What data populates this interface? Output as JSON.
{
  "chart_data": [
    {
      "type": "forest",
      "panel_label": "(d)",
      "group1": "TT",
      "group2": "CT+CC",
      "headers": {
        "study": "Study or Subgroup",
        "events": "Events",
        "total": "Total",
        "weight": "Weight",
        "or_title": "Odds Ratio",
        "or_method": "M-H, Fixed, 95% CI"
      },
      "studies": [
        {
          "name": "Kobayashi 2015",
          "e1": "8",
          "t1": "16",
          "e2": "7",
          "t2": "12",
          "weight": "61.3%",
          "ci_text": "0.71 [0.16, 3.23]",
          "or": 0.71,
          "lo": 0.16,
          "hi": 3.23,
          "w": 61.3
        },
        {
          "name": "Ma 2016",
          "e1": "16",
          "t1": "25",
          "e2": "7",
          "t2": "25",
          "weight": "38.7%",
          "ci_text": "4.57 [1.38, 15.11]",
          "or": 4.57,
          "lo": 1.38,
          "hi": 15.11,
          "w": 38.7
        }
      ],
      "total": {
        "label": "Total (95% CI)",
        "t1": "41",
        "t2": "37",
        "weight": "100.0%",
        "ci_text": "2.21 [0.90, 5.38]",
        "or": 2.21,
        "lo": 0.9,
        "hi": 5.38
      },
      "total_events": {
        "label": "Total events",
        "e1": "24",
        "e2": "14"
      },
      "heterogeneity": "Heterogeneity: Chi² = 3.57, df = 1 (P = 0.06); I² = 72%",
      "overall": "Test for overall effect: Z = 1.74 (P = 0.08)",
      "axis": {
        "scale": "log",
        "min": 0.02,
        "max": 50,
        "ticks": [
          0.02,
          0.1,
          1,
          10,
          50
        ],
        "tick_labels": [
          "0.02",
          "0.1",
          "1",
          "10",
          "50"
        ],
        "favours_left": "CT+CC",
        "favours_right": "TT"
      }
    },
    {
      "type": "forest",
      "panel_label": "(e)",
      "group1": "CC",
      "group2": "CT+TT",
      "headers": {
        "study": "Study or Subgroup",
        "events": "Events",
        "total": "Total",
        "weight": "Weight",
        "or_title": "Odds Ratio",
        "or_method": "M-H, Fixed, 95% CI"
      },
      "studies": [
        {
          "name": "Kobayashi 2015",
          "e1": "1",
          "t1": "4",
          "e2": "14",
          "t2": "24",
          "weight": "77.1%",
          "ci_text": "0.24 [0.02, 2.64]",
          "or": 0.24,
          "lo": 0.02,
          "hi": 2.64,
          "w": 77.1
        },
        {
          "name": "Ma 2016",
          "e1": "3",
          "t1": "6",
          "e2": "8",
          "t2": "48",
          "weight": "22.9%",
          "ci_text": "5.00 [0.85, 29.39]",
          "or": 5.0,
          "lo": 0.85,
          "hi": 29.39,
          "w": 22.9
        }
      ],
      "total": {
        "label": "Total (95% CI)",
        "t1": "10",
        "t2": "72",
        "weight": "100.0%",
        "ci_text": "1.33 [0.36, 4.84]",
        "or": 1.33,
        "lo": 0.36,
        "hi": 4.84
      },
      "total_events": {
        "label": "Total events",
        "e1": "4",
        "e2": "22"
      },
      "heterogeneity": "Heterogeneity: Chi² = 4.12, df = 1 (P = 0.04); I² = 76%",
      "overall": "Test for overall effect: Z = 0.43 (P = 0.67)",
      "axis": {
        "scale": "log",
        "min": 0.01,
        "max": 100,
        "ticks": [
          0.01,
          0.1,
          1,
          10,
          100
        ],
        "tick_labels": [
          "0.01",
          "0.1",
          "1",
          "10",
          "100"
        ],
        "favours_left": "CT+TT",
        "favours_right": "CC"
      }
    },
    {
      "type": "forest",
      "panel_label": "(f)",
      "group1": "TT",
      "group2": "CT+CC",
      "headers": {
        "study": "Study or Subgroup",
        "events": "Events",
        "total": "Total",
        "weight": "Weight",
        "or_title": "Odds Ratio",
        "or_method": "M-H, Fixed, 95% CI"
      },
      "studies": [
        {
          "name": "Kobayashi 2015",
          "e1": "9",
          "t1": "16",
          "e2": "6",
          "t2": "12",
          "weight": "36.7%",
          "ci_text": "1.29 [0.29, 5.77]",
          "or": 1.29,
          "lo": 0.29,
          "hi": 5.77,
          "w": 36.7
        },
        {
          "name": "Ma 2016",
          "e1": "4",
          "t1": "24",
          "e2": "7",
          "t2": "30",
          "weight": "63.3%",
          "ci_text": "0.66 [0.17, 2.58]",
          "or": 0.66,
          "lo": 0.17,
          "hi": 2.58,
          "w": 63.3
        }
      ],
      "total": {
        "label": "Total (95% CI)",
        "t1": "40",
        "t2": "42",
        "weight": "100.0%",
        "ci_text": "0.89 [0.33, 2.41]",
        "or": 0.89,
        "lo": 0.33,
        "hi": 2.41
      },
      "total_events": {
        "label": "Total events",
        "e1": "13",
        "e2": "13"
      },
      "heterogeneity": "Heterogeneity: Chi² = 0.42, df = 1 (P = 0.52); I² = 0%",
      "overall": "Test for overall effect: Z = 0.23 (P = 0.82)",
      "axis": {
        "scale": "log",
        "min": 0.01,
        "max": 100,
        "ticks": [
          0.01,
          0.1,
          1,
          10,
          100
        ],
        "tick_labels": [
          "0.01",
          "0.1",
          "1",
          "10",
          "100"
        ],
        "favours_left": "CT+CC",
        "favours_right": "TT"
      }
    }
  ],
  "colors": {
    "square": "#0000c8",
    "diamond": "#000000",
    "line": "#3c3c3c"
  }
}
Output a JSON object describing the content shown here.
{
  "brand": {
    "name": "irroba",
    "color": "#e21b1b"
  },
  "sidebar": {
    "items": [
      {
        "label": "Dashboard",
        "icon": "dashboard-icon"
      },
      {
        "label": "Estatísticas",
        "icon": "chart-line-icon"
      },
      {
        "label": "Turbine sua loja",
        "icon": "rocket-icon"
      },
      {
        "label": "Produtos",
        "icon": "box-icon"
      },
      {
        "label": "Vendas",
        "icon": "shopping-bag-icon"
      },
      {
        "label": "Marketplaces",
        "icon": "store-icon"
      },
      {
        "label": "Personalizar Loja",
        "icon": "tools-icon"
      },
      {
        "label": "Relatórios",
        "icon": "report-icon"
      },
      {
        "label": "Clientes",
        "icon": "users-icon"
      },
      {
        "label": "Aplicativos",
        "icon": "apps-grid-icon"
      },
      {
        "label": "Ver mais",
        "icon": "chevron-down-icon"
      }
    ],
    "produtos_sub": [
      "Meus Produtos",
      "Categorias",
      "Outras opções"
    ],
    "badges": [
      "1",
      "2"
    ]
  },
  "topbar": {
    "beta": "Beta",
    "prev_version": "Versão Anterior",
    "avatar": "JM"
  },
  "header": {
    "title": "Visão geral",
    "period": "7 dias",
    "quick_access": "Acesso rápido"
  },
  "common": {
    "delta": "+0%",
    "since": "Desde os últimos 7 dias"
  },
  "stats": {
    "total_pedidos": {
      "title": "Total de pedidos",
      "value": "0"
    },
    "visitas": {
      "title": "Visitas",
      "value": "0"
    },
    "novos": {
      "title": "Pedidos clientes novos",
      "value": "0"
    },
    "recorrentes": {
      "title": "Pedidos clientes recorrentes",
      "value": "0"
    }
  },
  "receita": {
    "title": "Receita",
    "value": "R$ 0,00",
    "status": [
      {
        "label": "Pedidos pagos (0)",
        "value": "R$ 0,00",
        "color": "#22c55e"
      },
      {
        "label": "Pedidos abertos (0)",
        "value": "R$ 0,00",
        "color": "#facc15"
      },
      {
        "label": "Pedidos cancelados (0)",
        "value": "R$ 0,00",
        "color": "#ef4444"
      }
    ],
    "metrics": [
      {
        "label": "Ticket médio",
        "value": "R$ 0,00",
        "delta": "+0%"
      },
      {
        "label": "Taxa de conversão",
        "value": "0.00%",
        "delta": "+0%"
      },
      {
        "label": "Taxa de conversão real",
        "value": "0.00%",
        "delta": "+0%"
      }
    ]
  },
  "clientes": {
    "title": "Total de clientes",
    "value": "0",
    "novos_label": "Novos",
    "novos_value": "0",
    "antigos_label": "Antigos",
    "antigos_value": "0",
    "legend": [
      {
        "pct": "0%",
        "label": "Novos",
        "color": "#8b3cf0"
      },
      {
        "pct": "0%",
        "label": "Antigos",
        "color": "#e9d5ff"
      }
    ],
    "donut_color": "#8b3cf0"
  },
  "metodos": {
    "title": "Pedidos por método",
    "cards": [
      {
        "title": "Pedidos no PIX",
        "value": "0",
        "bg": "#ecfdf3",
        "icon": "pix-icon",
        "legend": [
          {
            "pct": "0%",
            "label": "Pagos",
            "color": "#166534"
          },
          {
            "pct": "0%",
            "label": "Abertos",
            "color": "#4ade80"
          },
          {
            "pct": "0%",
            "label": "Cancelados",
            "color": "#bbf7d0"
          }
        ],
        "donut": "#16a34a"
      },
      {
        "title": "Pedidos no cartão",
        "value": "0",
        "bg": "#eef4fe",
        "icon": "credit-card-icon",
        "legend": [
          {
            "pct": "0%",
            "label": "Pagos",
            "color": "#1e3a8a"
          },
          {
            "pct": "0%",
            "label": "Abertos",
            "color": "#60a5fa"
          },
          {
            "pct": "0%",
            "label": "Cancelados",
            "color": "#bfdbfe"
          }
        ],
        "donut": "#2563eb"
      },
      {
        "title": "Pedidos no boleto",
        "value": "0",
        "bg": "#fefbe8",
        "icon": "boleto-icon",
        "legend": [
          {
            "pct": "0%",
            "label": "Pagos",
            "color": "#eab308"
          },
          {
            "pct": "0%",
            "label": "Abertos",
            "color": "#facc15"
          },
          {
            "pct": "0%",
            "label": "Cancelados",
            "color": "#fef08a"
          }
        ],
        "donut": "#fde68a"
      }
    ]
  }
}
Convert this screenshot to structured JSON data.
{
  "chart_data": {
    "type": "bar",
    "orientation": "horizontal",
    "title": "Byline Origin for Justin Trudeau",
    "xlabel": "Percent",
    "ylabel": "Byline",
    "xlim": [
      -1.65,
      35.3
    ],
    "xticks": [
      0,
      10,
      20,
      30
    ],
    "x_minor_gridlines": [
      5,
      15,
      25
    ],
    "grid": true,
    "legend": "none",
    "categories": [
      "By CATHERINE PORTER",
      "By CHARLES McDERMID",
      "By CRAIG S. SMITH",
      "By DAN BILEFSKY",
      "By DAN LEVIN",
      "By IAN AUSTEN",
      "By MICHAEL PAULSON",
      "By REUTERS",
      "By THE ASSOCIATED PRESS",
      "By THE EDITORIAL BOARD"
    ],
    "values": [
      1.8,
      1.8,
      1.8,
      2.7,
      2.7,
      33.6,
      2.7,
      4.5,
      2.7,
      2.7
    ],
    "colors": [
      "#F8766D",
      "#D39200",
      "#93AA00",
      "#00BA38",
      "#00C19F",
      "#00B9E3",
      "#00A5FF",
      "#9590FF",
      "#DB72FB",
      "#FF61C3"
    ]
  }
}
· · · ·
== What the exercise asks ==
The required output is the span of lines from the one containing "Convert this screenshot" to the last line, reproduced character for character.

== Output of the exercise ==
Convert this screenshot to structured JSON data.
{
  "chart_data": {
    "type": "bar",
    "orientation": "horizontal",
    "title": "Byline Origin for Justin Trudeau",
    "xlabel": "Percent",
    "ylabel": "Byline",
    "xlim": [
      -1.65,
      35.3
    ],
    "xticks": [
      0,
      10,
      20,
      30
    ],
    "x_minor_gridlines": [
      5,
      15,
      25
    ],
    "grid": true,
    "legend": "none",
    "categories": [
      "By CATHERINE PORTER",
      "By CHARLES McDERMID",
      "By CRAIG S. SMITH",
      "By DAN BILEFSKY",
      "By DAN LEVIN",
      "By IAN AUSTEN",
      "By MICHAEL PAULSON",
      "By REUTERS",
      "By THE ASSOCIATED PRESS",
      "By THE EDITORIAL BOARD"
    ],
    "values": [
      1.8,
      1.8,
      1.8,
      2.7,
      2.7,
      33.6,
      2.7,
      4.5,
      2.7,
      2.7
    ],
    "colors": [
      "#F8766D",
      "#D39200",
      "#93AA00",
      "#00BA38",
      "#00C19F",
      "#00B9E3",
      "#00A5FF",
      "#9590FF",
      "#DB72FB",
      "#FF61C3"
    ]
  }
}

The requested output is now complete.